[Selected passage — start]

In this project, you will explore reinforcement learning (RL) by implementing a learning agent for the popular OpenAI Gym. The goals are to:

•    aid in your understanding of modern RL algorithms; and

•    provide an opportunity for (limited) open-ended exploration with a popular simulation tool.

As part of the project, you will build an agent to solve the Gym cart-pole task (v0).

A template file, rl_agent.py, is provided, which has a skeleton for you to fill in to complete your agent. A complete test harness (test_cart_pole.py) is also available—this is the same test program we will run to verify the performance of your agent.

Setting Up OpenAI Gym for CartPole-v0
OpenAI Gym can be easily installed using the Python pip3 tool, as follows:

$ pip3 install gym
Many tutorials are available online that explain how to set up and use different Gym environments. Your task is to implement an RL agent that solves the CartPole-v0 task in Gym, which involves the balancing of an inverted pendulum. There are only two possible actions in this environment: push left and push right.

Implementing Your Agent
You should add your agent code to the rl_agent.py file, inside the CartPoleAgent class. You may also implement additional support classes and functions in this file, if you choose to. The comments inside the rl_agent.py file indicate which methods need to be completed.

[Selected passage — finish]
[Recorded data — start]

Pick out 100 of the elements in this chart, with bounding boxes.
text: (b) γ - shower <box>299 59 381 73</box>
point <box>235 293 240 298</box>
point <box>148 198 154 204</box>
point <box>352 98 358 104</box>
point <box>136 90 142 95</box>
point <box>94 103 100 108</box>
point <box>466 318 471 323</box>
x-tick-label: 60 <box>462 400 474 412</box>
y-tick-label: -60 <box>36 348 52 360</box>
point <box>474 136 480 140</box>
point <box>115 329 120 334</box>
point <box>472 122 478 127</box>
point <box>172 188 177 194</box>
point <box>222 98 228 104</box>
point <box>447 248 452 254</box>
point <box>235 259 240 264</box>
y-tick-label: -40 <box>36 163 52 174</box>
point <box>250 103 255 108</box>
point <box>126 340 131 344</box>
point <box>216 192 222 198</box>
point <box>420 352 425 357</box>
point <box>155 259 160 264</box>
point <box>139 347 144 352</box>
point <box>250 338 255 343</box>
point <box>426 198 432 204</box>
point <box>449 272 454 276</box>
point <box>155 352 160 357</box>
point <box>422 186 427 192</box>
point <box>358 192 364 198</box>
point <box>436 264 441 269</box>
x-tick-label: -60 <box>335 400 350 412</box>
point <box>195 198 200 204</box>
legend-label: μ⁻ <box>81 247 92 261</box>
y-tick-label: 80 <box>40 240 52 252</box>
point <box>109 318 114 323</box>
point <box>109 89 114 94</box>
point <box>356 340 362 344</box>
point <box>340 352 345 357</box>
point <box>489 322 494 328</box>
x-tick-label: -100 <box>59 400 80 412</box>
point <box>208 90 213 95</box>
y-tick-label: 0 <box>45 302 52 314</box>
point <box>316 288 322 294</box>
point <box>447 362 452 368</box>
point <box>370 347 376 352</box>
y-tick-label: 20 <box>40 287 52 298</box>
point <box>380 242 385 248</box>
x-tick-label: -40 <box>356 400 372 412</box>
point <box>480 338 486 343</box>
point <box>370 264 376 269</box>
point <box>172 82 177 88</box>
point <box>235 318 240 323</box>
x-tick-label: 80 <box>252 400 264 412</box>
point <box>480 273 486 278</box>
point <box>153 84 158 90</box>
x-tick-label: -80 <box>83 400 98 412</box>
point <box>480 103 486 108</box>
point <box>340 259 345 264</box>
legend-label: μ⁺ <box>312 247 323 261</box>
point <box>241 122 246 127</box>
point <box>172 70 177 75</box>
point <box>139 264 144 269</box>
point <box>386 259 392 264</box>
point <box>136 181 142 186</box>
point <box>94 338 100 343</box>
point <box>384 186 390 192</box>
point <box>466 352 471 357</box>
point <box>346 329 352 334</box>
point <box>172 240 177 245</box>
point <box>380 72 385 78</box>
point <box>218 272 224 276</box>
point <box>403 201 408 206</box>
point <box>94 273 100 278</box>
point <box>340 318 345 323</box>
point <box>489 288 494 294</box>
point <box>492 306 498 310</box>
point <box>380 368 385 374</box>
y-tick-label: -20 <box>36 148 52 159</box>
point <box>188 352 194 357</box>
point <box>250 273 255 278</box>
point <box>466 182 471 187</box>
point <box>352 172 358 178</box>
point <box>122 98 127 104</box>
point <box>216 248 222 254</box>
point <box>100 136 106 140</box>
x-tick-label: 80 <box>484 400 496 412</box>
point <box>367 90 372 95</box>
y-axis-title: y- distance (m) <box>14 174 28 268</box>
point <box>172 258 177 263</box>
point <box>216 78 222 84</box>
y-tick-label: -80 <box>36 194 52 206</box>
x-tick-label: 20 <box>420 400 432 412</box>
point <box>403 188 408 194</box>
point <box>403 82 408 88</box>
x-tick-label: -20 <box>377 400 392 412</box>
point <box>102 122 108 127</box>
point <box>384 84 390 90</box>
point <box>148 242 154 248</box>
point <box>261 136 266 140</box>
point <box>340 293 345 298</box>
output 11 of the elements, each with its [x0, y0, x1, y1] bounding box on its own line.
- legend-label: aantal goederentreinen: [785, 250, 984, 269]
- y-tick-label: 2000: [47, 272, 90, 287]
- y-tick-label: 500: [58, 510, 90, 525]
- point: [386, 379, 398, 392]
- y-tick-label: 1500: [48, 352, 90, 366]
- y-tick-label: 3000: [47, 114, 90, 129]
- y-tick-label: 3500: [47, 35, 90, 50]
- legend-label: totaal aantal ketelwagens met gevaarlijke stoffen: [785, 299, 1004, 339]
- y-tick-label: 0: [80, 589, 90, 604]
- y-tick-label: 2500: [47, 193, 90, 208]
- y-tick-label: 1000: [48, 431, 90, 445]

[Recorded data — finish]

= Exercise A =
From the cart-pole project description, list every file name and every class name that it mentions.
= Exercise B =
Please answer these questions using the cart-pole project description, one answer a line:
(i) What command installs OpenAI Gym?
(ii) What are the two possible actions in the CartPole-v0 environment?
(iii) What will the test harness be used for?
= Exercise C =
Write the next part of the cart-pole project description, picking up after its final sentence.

= Task result A =
rl_agent.py
test_cart_pole.py
CartPoleAgent

= Task result B =
(i) pip3 install gym
(ii) Push left and push right.
(iii) To verify the performance of the agent.

= Task result C =
There is some flexibility in terms of implementation—you are encouraged to review the AIMA text as well as the very popular (and free!) Sutton & Barto book for possible RL strategies (e.g., policy gradient). The limitations are as follows:

•    you must build an RL agent—your code should make use of the reward signal to improve the agent’s performance (we have not provided a specific discount factor and you will need to carry out some experimentation); and



 

•    you may only use the Python libraries that are imported at the top of the rl_agent.py file (random, math, and numpy).[1]


 
[1] Without this restriction, there are simply too many existing implementations available online—you may use these as a reference but may not copy any code directly.